- _Data_
———

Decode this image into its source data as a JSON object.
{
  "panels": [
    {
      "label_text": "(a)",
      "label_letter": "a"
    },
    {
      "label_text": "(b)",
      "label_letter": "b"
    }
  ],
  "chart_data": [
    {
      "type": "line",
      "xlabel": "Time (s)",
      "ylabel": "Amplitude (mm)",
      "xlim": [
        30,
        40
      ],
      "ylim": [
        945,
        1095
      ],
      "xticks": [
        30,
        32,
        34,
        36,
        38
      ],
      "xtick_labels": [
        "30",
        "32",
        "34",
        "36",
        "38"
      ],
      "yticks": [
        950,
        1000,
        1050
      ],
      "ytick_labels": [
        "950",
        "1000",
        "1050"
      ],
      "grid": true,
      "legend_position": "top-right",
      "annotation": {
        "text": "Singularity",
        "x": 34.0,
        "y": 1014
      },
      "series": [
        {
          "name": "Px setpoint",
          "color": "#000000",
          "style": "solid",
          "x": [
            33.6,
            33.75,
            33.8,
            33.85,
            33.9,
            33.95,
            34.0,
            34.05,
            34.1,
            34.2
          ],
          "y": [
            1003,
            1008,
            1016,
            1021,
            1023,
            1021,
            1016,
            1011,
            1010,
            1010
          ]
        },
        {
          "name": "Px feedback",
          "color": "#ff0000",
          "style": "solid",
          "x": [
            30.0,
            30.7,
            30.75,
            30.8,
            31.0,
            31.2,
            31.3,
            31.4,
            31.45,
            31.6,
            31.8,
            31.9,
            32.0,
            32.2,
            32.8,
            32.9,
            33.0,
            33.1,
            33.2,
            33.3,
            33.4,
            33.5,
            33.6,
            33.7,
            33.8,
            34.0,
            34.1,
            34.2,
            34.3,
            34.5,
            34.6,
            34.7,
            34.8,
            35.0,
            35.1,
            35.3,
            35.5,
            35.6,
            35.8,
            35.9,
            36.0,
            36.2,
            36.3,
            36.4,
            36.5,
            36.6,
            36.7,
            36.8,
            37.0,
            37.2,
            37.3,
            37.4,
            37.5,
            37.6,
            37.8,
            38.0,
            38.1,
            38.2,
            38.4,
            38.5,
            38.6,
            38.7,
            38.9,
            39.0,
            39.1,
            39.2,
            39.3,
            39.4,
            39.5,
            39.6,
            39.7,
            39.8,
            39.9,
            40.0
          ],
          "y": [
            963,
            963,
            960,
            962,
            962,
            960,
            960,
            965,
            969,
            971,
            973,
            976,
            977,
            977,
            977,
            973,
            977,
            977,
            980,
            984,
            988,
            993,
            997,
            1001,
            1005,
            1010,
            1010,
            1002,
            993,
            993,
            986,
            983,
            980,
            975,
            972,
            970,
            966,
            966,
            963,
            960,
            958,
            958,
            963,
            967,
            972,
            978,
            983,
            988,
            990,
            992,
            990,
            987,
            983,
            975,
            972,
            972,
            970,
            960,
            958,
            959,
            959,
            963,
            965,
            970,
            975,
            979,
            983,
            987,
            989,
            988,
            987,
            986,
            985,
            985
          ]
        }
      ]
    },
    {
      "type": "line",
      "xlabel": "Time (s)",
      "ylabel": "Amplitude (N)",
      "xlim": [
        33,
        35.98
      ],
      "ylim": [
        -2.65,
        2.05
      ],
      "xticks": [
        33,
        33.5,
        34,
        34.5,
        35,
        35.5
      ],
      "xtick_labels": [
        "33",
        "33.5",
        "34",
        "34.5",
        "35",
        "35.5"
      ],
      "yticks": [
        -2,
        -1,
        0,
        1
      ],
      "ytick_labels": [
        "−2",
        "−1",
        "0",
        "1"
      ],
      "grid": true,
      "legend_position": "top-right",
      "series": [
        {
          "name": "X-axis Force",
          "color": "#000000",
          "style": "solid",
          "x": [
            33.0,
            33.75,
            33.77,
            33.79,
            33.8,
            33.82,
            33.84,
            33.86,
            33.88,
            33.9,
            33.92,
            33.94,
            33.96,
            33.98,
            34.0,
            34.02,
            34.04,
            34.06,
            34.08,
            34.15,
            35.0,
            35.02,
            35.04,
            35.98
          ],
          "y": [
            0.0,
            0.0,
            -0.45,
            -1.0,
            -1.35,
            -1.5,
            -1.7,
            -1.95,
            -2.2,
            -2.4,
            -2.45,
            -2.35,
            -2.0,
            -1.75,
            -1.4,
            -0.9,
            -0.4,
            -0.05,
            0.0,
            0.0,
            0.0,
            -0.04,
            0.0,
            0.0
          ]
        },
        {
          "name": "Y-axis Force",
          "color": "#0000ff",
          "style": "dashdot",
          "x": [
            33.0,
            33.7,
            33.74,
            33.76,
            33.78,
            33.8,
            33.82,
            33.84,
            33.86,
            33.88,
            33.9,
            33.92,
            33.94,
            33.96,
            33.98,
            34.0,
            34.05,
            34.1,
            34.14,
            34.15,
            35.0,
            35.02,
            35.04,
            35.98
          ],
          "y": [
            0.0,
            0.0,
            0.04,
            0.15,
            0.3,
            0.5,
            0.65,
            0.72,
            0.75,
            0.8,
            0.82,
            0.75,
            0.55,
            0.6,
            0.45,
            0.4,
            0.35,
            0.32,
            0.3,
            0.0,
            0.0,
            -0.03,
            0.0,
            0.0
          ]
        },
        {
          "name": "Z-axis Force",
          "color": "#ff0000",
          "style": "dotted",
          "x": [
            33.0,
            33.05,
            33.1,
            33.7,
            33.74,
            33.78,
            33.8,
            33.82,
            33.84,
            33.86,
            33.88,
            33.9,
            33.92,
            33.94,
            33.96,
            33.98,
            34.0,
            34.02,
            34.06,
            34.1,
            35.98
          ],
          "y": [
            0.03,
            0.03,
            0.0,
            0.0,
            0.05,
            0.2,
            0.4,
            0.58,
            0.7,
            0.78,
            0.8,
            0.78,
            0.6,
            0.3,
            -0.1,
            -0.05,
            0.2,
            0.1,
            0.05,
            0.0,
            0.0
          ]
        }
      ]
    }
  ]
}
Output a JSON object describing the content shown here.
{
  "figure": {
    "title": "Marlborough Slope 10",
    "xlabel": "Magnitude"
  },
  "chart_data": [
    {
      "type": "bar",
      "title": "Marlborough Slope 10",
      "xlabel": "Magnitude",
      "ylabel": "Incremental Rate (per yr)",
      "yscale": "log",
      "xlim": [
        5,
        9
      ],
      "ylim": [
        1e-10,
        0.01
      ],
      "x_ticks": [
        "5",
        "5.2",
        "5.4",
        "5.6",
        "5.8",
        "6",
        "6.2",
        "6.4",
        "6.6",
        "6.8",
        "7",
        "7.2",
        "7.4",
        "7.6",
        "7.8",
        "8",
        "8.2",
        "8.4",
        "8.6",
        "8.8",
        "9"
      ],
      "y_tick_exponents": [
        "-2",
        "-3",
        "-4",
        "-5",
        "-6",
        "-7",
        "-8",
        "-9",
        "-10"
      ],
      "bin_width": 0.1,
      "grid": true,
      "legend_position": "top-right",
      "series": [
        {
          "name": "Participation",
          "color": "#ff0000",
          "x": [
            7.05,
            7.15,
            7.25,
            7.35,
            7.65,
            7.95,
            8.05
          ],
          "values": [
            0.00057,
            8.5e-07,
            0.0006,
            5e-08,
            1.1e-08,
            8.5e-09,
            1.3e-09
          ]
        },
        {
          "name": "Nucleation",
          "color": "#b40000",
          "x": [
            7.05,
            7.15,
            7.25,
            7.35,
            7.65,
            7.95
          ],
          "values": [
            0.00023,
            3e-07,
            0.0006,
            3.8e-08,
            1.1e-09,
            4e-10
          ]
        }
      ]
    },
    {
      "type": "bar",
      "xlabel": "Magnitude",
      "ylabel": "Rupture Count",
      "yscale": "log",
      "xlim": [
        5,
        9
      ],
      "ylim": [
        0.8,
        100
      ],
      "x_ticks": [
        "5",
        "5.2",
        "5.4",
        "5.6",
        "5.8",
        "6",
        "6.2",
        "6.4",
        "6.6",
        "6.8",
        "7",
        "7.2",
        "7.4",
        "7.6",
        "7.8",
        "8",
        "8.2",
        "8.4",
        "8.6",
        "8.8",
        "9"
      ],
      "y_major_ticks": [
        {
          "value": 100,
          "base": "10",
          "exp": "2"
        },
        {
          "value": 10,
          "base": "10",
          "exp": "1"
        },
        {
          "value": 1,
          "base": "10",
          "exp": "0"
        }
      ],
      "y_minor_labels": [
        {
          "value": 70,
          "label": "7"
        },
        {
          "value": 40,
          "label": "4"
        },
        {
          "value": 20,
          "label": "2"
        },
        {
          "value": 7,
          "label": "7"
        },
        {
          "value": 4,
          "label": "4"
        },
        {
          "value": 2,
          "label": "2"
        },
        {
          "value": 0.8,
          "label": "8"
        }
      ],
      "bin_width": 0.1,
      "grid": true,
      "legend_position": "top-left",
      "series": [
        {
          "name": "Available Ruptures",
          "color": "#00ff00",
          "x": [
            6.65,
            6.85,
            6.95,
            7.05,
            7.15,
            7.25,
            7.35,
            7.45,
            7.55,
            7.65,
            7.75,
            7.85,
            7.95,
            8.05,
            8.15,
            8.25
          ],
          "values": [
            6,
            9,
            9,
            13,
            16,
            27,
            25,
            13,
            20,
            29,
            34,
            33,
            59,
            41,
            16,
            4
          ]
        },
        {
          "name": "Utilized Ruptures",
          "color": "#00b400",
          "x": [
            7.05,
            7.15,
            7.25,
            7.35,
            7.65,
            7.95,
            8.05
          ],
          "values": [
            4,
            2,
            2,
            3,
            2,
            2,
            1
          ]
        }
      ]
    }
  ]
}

———

Tally up the lines holding the word "Force" in the data above, and answer with that figure only.

3